EXERCISE GOAL >> Exact reproduction of all the data is needed.

Dataset records of page text >>
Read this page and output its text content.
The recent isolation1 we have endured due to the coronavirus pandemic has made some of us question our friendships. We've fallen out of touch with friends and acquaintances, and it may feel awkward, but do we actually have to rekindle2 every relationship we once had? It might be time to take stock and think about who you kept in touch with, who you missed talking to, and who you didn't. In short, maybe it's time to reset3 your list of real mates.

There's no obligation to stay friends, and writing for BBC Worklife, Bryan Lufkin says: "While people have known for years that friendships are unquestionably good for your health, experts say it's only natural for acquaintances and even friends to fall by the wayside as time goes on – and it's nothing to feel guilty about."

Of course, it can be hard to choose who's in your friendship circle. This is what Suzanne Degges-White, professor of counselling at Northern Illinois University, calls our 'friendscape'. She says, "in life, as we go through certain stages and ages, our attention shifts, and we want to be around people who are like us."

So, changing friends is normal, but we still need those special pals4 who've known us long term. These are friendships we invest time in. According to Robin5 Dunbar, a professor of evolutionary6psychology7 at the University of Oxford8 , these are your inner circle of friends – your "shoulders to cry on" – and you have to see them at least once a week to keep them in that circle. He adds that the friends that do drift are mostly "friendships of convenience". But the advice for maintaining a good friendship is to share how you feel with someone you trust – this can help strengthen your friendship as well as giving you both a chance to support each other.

ANSWER TO THIS PROBLEM >>
Read this page and output its text content.
The recent isolation1 we have endured due to the coronavirus pandemic has made some of us question our friendships. We've fallen out of touch with friends and acquaintances, and it may feel awkward, but do we actually have to rekindle2 every relationship we once had? It might be time to take stock and think about who you kept in touch with, who you missed talking to, and who you didn't. In short, maybe it's time to reset3 your list of real mates.

There's no obligation to stay friends, and writing for BBC Worklife, Bryan Lufkin says: "While people have known for years that friendships are unquestionably good for your health, experts say it's only natural for acquaintances and even friends to fall by the wayside as time goes on – and it's nothing to feel guilty about."

Of course, it can be hard to choose who's in your friendship circle. This is what Suzanne Degges-White, professor of counselling at Northern Illinois University, calls our 'friendscape'. She says, "in life, as we go through certain stages and ages, our attention shifts, and we want to be around people who are like us."

So, changing friends is normal, but we still need those special pals4 who've known us long term. These are friendships we invest time in. According to Robin5 Dunbar, a professor of evolutionary6psychology7 at the University of Oxford8 , these are your inner circle of friends – your "shoulders to cry on" – and you have to see them at least once a week to keep them in that circle. He adds that the friends that do drift are mostly "friendships of convenience". But the advice for maintaining a good friendship is to share how you feel with someone you trust – this can help strengthen your friendship as well as giving you both a chance to support each other.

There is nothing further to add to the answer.